→ OBJECTIVE
Gather each line of the entries below that includes "Punta".
== == ==
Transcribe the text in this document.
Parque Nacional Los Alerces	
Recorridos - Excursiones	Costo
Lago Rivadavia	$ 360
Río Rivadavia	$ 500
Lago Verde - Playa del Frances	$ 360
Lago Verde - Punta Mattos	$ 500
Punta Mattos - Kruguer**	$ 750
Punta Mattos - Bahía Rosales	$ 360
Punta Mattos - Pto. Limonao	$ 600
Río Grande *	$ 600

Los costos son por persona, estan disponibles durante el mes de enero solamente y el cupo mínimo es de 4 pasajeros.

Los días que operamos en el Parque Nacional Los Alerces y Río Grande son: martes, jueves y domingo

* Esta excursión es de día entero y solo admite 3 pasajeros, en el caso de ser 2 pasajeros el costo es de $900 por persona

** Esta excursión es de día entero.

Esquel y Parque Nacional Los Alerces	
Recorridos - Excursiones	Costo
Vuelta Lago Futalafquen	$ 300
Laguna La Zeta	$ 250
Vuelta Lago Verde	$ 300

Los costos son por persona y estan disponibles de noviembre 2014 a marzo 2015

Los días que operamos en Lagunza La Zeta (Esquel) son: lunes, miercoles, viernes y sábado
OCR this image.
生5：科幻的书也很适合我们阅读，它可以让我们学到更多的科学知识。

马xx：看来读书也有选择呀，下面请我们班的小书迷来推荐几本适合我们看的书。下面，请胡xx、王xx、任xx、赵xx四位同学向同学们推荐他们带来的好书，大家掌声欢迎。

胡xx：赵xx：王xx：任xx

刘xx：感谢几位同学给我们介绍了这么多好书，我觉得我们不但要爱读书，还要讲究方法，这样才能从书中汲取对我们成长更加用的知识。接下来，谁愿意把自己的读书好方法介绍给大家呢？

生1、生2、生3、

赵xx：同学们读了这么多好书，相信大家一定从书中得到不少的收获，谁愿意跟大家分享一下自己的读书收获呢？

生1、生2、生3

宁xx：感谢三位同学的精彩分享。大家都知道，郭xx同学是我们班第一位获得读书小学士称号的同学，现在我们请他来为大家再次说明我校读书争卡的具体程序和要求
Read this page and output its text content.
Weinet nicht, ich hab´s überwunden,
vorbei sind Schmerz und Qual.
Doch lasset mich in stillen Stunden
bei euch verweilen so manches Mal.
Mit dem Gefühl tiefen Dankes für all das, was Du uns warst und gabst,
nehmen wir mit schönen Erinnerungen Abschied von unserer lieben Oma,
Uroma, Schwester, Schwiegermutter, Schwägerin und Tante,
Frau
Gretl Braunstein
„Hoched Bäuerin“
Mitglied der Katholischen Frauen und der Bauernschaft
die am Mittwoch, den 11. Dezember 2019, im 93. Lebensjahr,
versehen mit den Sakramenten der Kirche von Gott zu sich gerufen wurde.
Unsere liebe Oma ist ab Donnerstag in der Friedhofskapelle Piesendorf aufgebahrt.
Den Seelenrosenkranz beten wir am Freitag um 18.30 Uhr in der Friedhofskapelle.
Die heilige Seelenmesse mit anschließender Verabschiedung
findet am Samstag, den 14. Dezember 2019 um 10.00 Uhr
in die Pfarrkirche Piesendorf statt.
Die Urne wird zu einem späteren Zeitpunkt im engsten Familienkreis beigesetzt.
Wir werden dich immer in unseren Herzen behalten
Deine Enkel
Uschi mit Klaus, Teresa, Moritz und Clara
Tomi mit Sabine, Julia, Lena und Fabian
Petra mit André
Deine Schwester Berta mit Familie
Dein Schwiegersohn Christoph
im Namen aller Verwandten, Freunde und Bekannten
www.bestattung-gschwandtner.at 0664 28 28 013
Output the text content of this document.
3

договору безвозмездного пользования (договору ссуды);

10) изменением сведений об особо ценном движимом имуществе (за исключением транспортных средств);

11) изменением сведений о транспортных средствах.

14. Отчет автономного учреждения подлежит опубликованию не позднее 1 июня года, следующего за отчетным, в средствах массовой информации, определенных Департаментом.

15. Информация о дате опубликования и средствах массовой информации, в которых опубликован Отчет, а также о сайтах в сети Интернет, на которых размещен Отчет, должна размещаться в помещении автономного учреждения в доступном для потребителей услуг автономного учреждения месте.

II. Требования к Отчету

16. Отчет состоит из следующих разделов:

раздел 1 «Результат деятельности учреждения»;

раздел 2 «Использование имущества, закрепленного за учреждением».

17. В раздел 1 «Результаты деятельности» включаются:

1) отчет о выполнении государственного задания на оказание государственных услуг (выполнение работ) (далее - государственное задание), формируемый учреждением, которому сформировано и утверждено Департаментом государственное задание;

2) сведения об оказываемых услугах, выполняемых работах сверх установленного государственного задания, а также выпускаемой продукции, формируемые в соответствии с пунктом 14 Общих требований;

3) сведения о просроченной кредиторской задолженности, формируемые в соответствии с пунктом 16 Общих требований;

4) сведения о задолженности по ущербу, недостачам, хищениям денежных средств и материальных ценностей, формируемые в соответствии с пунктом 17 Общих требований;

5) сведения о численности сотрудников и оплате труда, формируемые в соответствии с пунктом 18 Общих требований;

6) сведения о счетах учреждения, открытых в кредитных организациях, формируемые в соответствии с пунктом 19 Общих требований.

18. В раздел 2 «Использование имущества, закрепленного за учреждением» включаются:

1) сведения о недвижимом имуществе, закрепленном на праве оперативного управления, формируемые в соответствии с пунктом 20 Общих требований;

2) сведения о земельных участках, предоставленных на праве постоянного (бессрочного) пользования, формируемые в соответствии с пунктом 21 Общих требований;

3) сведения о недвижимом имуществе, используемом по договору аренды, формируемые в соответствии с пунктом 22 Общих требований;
== == ==
→ WORKED ANSWER
Lago Verde - Punta Mattos	$ 500
Punta Mattos - Kruguer**	$ 750
Punta Mattos - Bahía Rosales	$ 360
Punta Mattos - Pto. Limonao	$ 600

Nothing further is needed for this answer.